'''

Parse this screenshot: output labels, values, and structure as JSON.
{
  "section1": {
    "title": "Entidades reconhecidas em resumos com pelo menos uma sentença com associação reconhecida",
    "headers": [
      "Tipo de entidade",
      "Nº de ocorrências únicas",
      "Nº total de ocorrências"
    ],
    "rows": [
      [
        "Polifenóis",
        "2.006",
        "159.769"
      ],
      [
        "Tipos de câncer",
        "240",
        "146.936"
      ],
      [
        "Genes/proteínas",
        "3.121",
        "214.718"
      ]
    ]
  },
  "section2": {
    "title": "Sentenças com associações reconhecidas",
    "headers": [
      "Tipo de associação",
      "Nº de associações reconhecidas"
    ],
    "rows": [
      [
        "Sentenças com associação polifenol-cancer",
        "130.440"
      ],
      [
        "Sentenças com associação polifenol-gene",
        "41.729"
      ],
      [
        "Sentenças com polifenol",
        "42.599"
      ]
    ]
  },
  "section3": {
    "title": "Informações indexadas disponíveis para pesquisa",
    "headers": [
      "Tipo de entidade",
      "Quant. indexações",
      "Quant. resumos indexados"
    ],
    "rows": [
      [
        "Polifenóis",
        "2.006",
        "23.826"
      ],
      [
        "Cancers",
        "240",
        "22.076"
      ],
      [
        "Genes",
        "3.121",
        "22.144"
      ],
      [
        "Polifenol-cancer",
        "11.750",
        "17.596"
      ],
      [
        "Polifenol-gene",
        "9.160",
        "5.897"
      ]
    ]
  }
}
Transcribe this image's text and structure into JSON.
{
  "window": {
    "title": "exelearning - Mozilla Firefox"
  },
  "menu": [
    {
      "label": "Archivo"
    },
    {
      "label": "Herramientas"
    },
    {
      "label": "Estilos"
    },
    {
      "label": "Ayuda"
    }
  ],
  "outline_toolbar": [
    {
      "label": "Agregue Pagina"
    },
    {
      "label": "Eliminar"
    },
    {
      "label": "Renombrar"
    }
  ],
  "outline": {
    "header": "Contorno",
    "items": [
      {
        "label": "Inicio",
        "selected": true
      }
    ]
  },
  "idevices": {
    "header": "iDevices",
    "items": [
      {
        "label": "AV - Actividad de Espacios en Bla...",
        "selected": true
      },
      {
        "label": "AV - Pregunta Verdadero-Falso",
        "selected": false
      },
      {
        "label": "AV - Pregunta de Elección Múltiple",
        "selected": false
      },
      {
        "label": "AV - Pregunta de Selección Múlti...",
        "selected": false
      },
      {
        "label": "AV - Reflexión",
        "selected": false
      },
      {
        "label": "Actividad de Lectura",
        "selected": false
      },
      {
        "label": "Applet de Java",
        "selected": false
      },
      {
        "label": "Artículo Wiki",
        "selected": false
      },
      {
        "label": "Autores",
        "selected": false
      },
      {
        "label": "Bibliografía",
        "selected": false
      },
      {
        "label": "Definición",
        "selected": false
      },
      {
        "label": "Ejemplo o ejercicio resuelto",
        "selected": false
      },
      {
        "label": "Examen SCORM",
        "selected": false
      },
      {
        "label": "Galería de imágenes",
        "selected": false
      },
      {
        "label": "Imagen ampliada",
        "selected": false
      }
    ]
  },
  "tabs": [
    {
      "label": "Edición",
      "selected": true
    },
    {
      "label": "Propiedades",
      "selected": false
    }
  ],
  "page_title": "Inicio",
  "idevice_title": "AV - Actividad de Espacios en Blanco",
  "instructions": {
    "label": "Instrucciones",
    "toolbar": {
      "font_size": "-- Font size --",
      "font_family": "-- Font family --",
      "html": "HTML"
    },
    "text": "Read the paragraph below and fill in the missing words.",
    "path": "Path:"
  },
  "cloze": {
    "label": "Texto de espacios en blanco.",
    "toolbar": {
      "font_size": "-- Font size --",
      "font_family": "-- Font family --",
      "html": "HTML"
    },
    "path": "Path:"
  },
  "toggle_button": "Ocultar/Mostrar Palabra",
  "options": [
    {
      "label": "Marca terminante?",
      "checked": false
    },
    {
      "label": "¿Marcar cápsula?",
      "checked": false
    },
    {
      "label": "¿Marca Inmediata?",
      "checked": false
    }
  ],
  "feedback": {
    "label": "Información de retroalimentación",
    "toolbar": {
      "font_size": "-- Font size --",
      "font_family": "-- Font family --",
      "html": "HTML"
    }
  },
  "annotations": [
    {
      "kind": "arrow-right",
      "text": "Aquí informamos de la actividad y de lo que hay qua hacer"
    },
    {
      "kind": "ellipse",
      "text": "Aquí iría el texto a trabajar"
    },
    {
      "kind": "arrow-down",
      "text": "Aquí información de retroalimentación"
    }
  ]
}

'''

ACTIVITY
Please retype every entry above exactly as it stands.

SOLUTION TO THE PROBLEM
Parse this screenshot: output labels, values, and structure as JSON.
{
  "section1": {
    "title": "Entidades reconhecidas em resumos com pelo menos uma sentença com associação reconhecida",
    "headers": [
      "Tipo de entidade",
      "Nº de ocorrências únicas",
      "Nº total de ocorrências"
    ],
    "rows": [
      [
        "Polifenóis",
        "2.006",
        "159.769"
      ],
      [
        "Tipos de câncer",
        "240",
        "146.936"
      ],
      [
        "Genes/proteínas",
        "3.121",
        "214.718"
      ]
    ]
  },
  "section2": {
    "title": "Sentenças com associações reconhecidas",
    "headers": [
      "Tipo de associação",
      "Nº de associações reconhecidas"
    ],
    "rows": [
      [
        "Sentenças com associação polifenol-cancer",
        "130.440"
      ],
      [
        "Sentenças com associação polifenol-gene",
        "41.729"
      ],
      [
        "Sentenças com polifenol",
        "42.599"
      ]
    ]
  },
  "section3": {
    "title": "Informações indexadas disponíveis para pesquisa",
    "headers": [
      "Tipo de entidade",
      "Quant. indexações",
      "Quant. resumos indexados"
    ],
    "rows": [
      [
        "Polifenóis",
        "2.006",
        "23.826"
      ],
      [
        "Cancers",
        "240",
        "22.076"
      ],
      [
        "Genes",
        "3.121",
        "22.144"
      ],
      [
        "Polifenol-cancer",
        "11.750",
        "17.596"
      ],
      [
        "Polifenol-gene",
        "9.160",
        "5.897"
      ]
    ]
  }
}
Transcribe this image's text and structure into JSON.
{
  "window": {
    "title": "exelearning - Mozilla Firefox"
  },
  "menu": [
    {
      "label": "Archivo"
    },
    {
      "label": "Herramientas"
    },
    {
      "label": "Estilos"
    },
    {
      "label": "Ayuda"
    }
  ],
  "outline_toolbar": [
    {
      "label": "Agregue Pagina"
    },
    {
      "label": "Eliminar"
    },
    {
      "label": "Renombrar"
    }
  ],
  "outline": {
    "header": "Contorno",
    "items": [
      {
        "label": "Inicio",
        "selected": true
      }
    ]
  },
  "idevices": {
    "header": "iDevices",
    "items": [
      {
        "label": "AV - Actividad de Espacios en Bla...",
        "selected": true
      },
      {
        "label": "AV - Pregunta Verdadero-Falso",
        "selected": false
      },
      {
        "label": "AV - Pregunta de Elección Múltiple",
        "selected": false
      },
      {
        "label": "AV - Pregunta de Selección Múlti...",
        "selected": false
      },
      {
        "label": "AV - Reflexión",
        "selected": false
      },
      {
        "label": "Actividad de Lectura",
        "selected": false
      },
      {
        "label": "Applet de Java",
        "selected": false
      },
      {
        "label": "Artículo Wiki",
        "selected": false
      },
      {
        "label": "Autores",
        "selected": false
      },
      {
        "label": "Bibliografía",
        "selected": false
      },
      {
        "label": "Definición",
        "selected": false
      },
      {
        "label": "Ejemplo o ejercicio resuelto",
        "selected": false
      },
      {
        "label": "Examen SCORM",
        "selected": false
      },
      {
        "label": "Galería de imágenes",
        "selected": false
      },
      {
        "label": "Imagen ampliada",
        "selected": false
      }
    ]
  },
  "tabs": [
    {
      "label": "Edición",
      "selected": true
    },
    {
      "label": "Propiedades",
      "selected": false
    }
  ],
  "page_title": "Inicio",
  "idevice_title": "AV - Actividad de Espacios en Blanco",
  "instructions": {
    "label": "Instrucciones",
    "toolbar": {
      "font_size": "-- Font size --",
      "font_family": "-- Font family --",
      "html": "HTML"
    },
    "text": "Read the paragraph below and fill in the missing words.",
    "path": "Path:"
  },
  "cloze": {
    "label": "Texto de espacios en blanco.",
    "toolbar": {
      "font_size": "-- Font size --",
      "font_family": "-- Font family --",
      "html": "HTML"
    },
    "path": "Path:"
  },
  "toggle_button": "Ocultar/Mostrar Palabra",
  "options": [
    {
      "label": "Marca terminante?",
      "checked": false
    },
    {
      "label": "¿Marcar cápsula?",
      "checked": false
    },
    {
      "label": "¿Marca Inmediata?",
      "checked": false
    }
  ],
  "feedback": {
    "label": "Información de retroalimentación",
    "toolbar": {
      "font_size": "-- Font size --",
      "font_family": "-- Font family --",
      "html": "HTML"
    }
  },
  "annotations": [
    {
      "kind": "arrow-right",
      "text": "Aquí informamos de la actividad y de lo que hay qua hacer"
    },
    {
      "kind": "ellipse",
      "text": "Aquí iría el texto a trabajar"
    },
    {
      "kind": "arrow-down",
      "text": "Aquí información de retroalimentación"
    }
  ]
}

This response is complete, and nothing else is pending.